== Exercise brief ==
Would you please set down the entries below exactly as shown?

Dataset rows of page text:
((
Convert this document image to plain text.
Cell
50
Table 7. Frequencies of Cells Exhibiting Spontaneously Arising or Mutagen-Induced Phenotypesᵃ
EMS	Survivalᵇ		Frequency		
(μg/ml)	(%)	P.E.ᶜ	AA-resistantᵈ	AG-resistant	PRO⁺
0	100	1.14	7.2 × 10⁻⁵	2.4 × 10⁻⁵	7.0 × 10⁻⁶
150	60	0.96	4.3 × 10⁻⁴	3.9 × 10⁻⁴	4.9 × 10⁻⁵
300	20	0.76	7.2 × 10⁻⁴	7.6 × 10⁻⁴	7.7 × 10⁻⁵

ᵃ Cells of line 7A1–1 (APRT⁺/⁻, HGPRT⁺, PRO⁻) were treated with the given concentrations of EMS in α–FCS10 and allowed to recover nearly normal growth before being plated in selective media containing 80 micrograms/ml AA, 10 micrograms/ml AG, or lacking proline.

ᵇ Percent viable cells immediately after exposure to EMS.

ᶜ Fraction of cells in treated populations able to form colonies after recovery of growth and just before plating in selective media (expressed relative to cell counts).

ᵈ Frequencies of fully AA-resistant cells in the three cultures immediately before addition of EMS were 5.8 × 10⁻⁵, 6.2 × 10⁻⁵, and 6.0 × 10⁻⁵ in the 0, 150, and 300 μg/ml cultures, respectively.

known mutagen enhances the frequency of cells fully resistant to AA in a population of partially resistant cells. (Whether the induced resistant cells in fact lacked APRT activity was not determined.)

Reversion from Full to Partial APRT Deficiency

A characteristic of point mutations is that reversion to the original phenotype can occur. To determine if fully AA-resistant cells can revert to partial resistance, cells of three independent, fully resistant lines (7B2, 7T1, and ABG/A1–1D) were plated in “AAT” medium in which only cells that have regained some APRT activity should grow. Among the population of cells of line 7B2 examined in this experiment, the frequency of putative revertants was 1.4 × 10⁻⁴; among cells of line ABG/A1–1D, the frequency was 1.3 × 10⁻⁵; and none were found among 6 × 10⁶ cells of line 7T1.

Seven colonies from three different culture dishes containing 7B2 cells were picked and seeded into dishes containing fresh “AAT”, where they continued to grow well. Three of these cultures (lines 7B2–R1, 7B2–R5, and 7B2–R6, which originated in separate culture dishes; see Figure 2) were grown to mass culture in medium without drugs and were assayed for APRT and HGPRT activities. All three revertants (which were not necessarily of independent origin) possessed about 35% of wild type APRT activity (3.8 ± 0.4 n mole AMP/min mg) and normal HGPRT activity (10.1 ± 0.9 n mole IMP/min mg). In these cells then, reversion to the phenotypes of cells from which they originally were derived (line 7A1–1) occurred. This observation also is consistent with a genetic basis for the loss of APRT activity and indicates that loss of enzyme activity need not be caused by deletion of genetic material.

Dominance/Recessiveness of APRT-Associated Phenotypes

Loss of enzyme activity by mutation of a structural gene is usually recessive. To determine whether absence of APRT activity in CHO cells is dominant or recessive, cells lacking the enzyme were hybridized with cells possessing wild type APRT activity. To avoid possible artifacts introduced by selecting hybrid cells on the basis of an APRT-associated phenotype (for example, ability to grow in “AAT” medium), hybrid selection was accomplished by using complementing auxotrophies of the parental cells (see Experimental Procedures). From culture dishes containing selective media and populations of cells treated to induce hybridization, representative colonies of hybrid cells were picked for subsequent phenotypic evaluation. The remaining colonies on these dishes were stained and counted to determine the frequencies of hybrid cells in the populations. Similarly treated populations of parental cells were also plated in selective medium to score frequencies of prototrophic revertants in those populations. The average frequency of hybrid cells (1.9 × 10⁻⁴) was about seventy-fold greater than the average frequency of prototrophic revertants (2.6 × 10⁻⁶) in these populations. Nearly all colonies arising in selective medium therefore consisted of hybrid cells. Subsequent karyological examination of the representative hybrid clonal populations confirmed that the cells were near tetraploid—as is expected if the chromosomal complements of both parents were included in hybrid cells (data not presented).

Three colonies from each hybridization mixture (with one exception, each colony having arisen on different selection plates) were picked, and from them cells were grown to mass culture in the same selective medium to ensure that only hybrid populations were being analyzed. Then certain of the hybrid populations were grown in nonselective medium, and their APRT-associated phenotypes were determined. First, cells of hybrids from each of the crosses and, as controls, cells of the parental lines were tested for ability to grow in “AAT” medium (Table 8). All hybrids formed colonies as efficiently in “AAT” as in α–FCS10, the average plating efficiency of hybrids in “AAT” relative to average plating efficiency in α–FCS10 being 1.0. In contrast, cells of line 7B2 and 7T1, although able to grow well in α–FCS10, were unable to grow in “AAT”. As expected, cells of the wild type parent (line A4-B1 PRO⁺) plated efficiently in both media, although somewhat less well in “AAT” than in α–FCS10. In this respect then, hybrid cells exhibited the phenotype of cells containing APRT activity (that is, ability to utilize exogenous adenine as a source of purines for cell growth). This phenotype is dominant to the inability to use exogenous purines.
))
== Solution to this task ==
Convert this document image to plain text.
Cell
50
Table 7. Frequencies of Cells Exhibiting Spontaneously Arising or Mutagen-Induced Phenotypesᵃ
EMS	Survivalᵇ		Frequency		
(μg/ml)	(%)	P.E.ᶜ	AA-resistantᵈ	AG-resistant	PRO⁺
0	100	1.14	7.2 × 10⁻⁵	2.4 × 10⁻⁵	7.0 × 10⁻⁶
150	60	0.96	4.3 × 10⁻⁴	3.9 × 10⁻⁴	4.9 × 10⁻⁵
300	20	0.76	7.2 × 10⁻⁴	7.6 × 10⁻⁴	7.7 × 10⁻⁵

ᵃ Cells of line 7A1–1 (APRT⁺/⁻, HGPRT⁺, PRO⁻) were treated with the given concentrations of EMS in α–FCS10 and allowed to recover nearly normal growth before being plated in selective media containing 80 micrograms/ml AA, 10 micrograms/ml AG, or lacking proline.

ᵇ Percent viable cells immediately after exposure to EMS.

ᶜ Fraction of cells in treated populations able to form colonies after recovery of growth and just before plating in selective media (expressed relative to cell counts).

ᵈ Frequencies of fully AA-resistant cells in the three cultures immediately before addition of EMS were 5.8 × 10⁻⁵, 6.2 × 10⁻⁵, and 6.0 × 10⁻⁵ in the 0, 150, and 300 μg/ml cultures, respectively.

known mutagen enhances the frequency of cells fully resistant to AA in a population of partially resistant cells. (Whether the induced resistant cells in fact lacked APRT activity was not determined.)

Reversion from Full to Partial APRT Deficiency

A characteristic of point mutations is that reversion to the original phenotype can occur. To determine if fully AA-resistant cells can revert to partial resistance, cells of three independent, fully resistant lines (7B2, 7T1, and ABG/A1–1D) were plated in “AAT” medium in which only cells that have regained some APRT activity should grow. Among the population of cells of line 7B2 examined in this experiment, the frequency of putative revertants was 1.4 × 10⁻⁴; among cells of line ABG/A1–1D, the frequency was 1.3 × 10⁻⁵; and none were found among 6 × 10⁶ cells of line 7T1.

Seven colonies from three different culture dishes containing 7B2 cells were picked and seeded into dishes containing fresh “AAT”, where they continued to grow well. Three of these cultures (lines 7B2–R1, 7B2–R5, and 7B2–R6, which originated in separate culture dishes; see Figure 2) were grown to mass culture in medium without drugs and were assayed for APRT and HGPRT activities. All three revertants (which were not necessarily of independent origin) possessed about 35% of wild type APRT activity (3.8 ± 0.4 n mole AMP/min mg) and normal HGPRT activity (10.1 ± 0.9 n mole IMP/min mg). In these cells then, reversion to the phenotypes of cells from which they originally were derived (line 7A1–1) occurred. This observation also is consistent with a genetic basis for the loss of APRT activity and indicates that loss of enzyme activity need not be caused by deletion of genetic material.

Dominance/Recessiveness of APRT-Associated Phenotypes

Loss of enzyme activity by mutation of a structural gene is usually recessive. To determine whether absence of APRT activity in CHO cells is dominant or recessive, cells lacking the enzyme were hybridized with cells possessing wild type APRT activity. To avoid possible artifacts introduced by selecting hybrid cells on the basis of an APRT-associated phenotype (for example, ability to grow in “AAT” medium), hybrid selection was accomplished by using complementing auxotrophies of the parental cells (see Experimental Procedures). From culture dishes containing selective media and populations of cells treated to induce hybridization, representative colonies of hybrid cells were picked for subsequent phenotypic evaluation. The remaining colonies on these dishes were stained and counted to determine the frequencies of hybrid cells in the populations. Similarly treated populations of parental cells were also plated in selective medium to score frequencies of prototrophic revertants in those populations. The average frequency of hybrid cells (1.9 × 10⁻⁴) was about seventy-fold greater than the average frequency of prototrophic revertants (2.6 × 10⁻⁶) in these populations. Nearly all colonies arising in selective medium therefore consisted of hybrid cells. Subsequent karyological examination of the representative hybrid clonal populations confirmed that the cells were near tetraploid—as is expected if the chromosomal complements of both parents were included in hybrid cells (data not presented).

Three colonies from each hybridization mixture (with one exception, each colony having arisen on different selection plates) were picked, and from them cells were grown to mass culture in the same selective medium to ensure that only hybrid populations were being analyzed. Then certain of the hybrid populations were grown in nonselective medium, and their APRT-associated phenotypes were determined. First, cells of hybrids from each of the crosses and, as controls, cells of the parental lines were tested for ability to grow in “AAT” medium (Table 8). All hybrids formed colonies as efficiently in “AAT” as in α–FCS10, the average plating efficiency of hybrids in “AAT” relative to average plating efficiency in α–FCS10 being 1.0. In contrast, cells of line 7B2 and 7T1, although able to grow well in α–FCS10, were unable to grow in “AAT”. As expected, cells of the wild type parent (line A4-B1 PRO⁺) plated efficiently in both media, although somewhat less well in “AAT” than in α–FCS10. In this respect then, hybrid cells exhibited the phenotype of cells containing APRT activity (that is, ability to utilize exogenous adenine as a source of purines for cell growth). This phenotype is dominant to the inability to use exogenous purines.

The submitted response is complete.